TASK TO CARRY OUT – Are you able to quote each entry exactly as written?

Dataset rows:
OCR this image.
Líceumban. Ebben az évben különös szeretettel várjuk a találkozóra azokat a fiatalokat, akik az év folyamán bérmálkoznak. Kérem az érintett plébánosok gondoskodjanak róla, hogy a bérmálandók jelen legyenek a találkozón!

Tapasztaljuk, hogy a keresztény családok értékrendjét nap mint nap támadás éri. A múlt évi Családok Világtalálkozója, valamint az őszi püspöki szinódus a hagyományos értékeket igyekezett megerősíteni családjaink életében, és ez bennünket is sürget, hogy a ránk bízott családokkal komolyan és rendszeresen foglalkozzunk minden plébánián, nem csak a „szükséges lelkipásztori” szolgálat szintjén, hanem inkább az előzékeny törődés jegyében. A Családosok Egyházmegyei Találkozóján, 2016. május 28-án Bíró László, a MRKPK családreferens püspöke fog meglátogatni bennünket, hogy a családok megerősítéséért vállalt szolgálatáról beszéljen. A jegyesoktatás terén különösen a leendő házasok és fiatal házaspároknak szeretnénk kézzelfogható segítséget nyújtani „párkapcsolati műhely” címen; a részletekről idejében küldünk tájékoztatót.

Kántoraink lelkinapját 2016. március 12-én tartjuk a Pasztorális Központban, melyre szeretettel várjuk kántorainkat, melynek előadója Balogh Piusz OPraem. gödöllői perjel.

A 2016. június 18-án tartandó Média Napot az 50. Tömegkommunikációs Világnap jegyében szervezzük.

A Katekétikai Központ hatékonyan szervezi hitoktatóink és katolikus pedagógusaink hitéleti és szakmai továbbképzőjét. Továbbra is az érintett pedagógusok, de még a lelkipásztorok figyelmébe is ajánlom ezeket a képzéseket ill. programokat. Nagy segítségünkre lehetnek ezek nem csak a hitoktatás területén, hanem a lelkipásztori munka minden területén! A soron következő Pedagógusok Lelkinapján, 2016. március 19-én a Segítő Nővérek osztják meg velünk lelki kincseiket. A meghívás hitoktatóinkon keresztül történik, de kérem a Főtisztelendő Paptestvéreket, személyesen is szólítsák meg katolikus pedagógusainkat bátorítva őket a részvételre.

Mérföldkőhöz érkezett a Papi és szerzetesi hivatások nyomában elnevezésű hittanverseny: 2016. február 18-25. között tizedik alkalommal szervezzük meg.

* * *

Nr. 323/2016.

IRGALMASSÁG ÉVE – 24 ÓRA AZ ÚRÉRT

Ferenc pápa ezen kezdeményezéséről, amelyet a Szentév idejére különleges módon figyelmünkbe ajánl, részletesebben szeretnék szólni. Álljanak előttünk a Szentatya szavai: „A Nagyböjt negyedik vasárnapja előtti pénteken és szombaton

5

ANSWER FOR THE TASK –
OCR this image.
Líceumban. Ebben az évben különös szeretettel várjuk a találkozóra azokat a fiatalokat, akik az év folyamán bérmálkoznak. Kérem az érintett plébánosok gondoskodjanak róla, hogy a bérmálandók jelen legyenek a találkozón!

Tapasztaljuk, hogy a keresztény családok értékrendjét nap mint nap támadás éri. A múlt évi Családok Világtalálkozója, valamint az őszi püspöki szinódus a hagyományos értékeket igyekezett megerősíteni családjaink életében, és ez bennünket is sürget, hogy a ránk bízott családokkal komolyan és rendszeresen foglalkozzunk minden plébánián, nem csak a „szükséges lelkipásztori” szolgálat szintjén, hanem inkább az előzékeny törődés jegyében. A Családosok Egyházmegyei Találkozóján, 2016. május 28-án Bíró László, a MRKPK családreferens püspöke fog meglátogatni bennünket, hogy a családok megerősítéséért vállalt szolgálatáról beszéljen. A jegyesoktatás terén különösen a leendő házasok és fiatal házaspároknak szeretnénk kézzelfogható segítséget nyújtani „párkapcsolati műhely” címen; a részletekről idejében küldünk tájékoztatót.

Kántoraink lelkinapját 2016. március 12-én tartjuk a Pasztorális Központban, melyre szeretettel várjuk kántorainkat, melynek előadója Balogh Piusz OPraem. gödöllői perjel.

A 2016. június 18-án tartandó Média Napot az 50. Tömegkommunikációs Világnap jegyében szervezzük.

A Katekétikai Központ hatékonyan szervezi hitoktatóink és katolikus pedagógusaink hitéleti és szakmai továbbképzőjét. Továbbra is az érintett pedagógusok, de még a lelkipásztorok figyelmébe is ajánlom ezeket a képzéseket ill. programokat. Nagy segítségünkre lehetnek ezek nem csak a hitoktatás területén, hanem a lelkipásztori munka minden területén! A soron következő Pedagógusok Lelkinapján, 2016. március 19-én a Segítő Nővérek osztják meg velünk lelki kincseiket. A meghívás hitoktatóinkon keresztül történik, de kérem a Főtisztelendő Paptestvéreket, személyesen is szólítsák meg katolikus pedagógusainkat bátorítva őket a részvételre.

Mérföldkőhöz érkezett a Papi és szerzetesi hivatások nyomában elnevezésű hittanverseny: 2016. február 18-25. között tizedik alkalommal szervezzük meg.

* * *

Nr. 323/2016.

IRGALMASSÁG ÉVE – 24 ÓRA AZ ÚRÉRT

Ferenc pápa ezen kezdeményezéséről, amelyet a Szentév idejére különleges módon figyelmünkbe ajánl, részletesebben szeretnék szólni. Álljanak előttünk a Szentatya szavai: „A Nagyböjt negyedik vasárnapja előtti pénteken és szombaton

5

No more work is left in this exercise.